(Data excerpts)

==*==

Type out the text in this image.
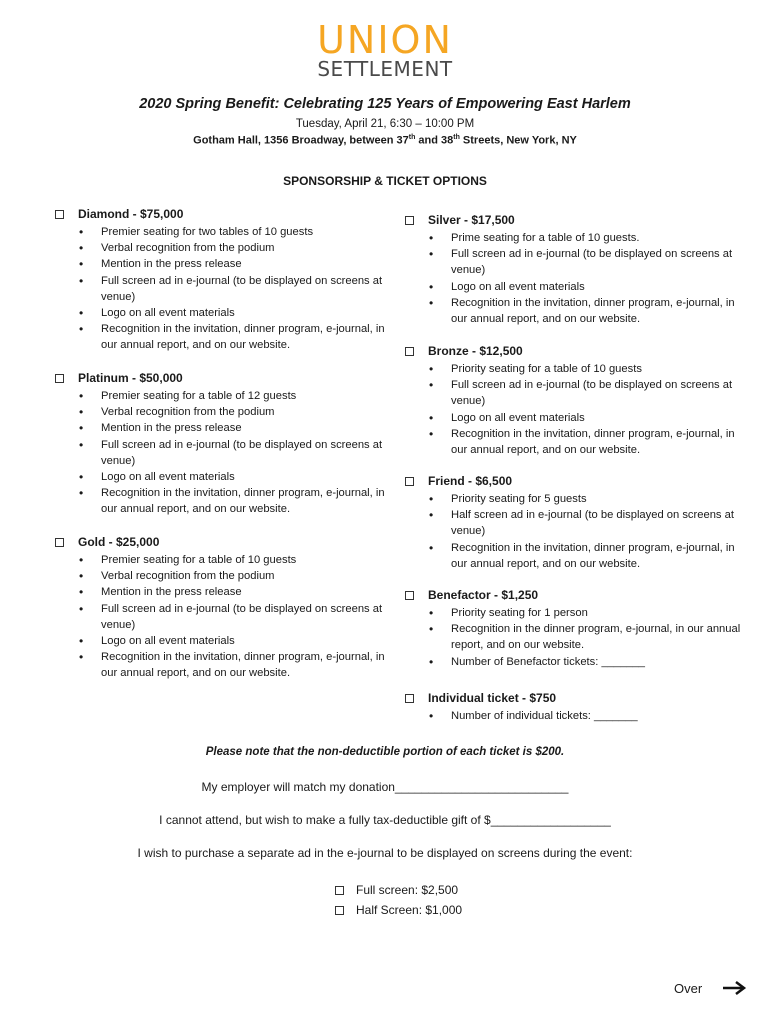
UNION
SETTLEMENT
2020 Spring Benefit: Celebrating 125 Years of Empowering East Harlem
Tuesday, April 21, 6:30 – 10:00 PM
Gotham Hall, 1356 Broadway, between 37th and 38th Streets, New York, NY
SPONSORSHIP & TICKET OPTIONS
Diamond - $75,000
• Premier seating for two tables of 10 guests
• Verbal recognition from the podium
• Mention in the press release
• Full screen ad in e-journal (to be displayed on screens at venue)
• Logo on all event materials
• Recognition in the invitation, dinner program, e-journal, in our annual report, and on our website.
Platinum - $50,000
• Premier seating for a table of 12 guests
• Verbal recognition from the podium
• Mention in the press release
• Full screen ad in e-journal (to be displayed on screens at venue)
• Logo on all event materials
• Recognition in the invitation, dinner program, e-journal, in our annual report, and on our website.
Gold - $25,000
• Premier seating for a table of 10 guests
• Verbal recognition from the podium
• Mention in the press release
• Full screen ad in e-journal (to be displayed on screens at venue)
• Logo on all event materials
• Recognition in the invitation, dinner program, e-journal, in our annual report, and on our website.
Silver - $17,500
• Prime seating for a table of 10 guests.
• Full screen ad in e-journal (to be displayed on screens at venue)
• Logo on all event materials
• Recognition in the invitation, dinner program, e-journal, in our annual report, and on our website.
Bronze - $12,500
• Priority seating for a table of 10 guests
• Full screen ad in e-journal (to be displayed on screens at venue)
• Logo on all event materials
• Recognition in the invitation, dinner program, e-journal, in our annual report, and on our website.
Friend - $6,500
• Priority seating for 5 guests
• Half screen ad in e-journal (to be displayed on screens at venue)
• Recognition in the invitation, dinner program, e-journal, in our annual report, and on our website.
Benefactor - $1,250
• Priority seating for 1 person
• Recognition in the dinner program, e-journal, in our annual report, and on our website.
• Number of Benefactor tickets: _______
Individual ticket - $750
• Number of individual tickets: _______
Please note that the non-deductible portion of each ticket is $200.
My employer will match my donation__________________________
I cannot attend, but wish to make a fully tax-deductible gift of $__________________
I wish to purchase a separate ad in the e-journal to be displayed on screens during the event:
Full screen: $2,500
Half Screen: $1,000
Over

==*==

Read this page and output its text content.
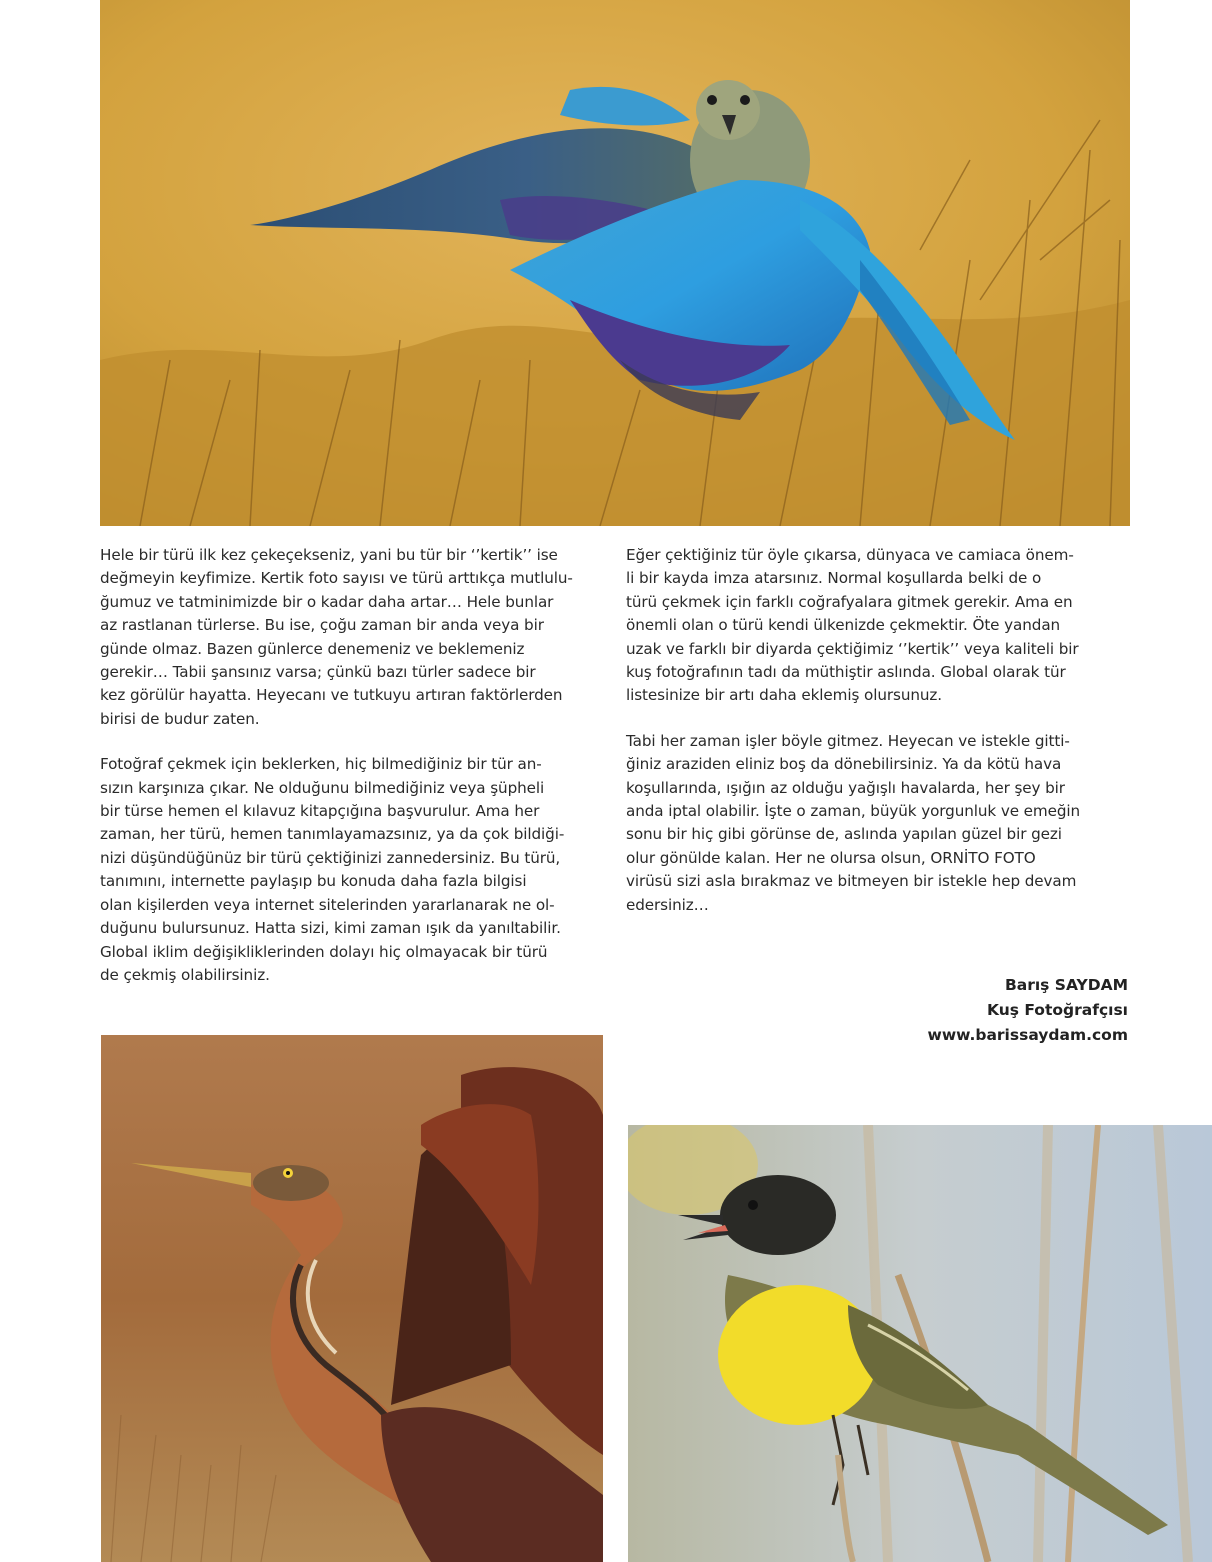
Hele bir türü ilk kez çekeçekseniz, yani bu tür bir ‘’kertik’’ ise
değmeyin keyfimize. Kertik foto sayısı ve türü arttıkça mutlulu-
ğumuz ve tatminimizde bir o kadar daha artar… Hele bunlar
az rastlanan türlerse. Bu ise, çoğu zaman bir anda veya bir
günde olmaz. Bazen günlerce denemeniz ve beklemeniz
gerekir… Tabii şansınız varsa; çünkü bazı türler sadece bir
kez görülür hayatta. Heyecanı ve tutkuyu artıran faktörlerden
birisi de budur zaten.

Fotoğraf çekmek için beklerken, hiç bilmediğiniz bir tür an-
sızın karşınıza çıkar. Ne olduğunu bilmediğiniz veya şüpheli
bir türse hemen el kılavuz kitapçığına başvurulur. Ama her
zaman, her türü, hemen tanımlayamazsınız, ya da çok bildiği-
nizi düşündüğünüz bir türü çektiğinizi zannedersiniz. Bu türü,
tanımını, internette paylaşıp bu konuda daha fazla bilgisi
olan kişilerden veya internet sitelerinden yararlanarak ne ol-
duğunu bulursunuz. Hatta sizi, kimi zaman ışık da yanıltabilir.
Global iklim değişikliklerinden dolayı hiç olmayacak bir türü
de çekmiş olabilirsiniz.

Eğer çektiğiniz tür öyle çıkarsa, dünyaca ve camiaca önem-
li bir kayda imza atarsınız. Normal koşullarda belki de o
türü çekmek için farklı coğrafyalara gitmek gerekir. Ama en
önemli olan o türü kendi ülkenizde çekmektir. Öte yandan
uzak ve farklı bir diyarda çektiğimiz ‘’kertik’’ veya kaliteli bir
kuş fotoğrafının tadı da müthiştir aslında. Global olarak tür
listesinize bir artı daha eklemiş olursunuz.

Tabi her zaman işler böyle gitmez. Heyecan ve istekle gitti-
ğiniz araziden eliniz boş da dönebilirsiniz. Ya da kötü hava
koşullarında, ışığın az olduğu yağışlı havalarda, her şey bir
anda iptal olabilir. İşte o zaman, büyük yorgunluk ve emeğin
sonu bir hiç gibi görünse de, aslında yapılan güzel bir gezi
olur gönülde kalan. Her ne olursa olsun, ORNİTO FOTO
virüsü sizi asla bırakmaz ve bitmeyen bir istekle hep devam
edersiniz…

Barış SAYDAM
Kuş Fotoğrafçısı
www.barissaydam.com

==*==

What is the number of lines in the listing above that contain the string "deductible"? Give only the number.

ANSWER BELOW: 2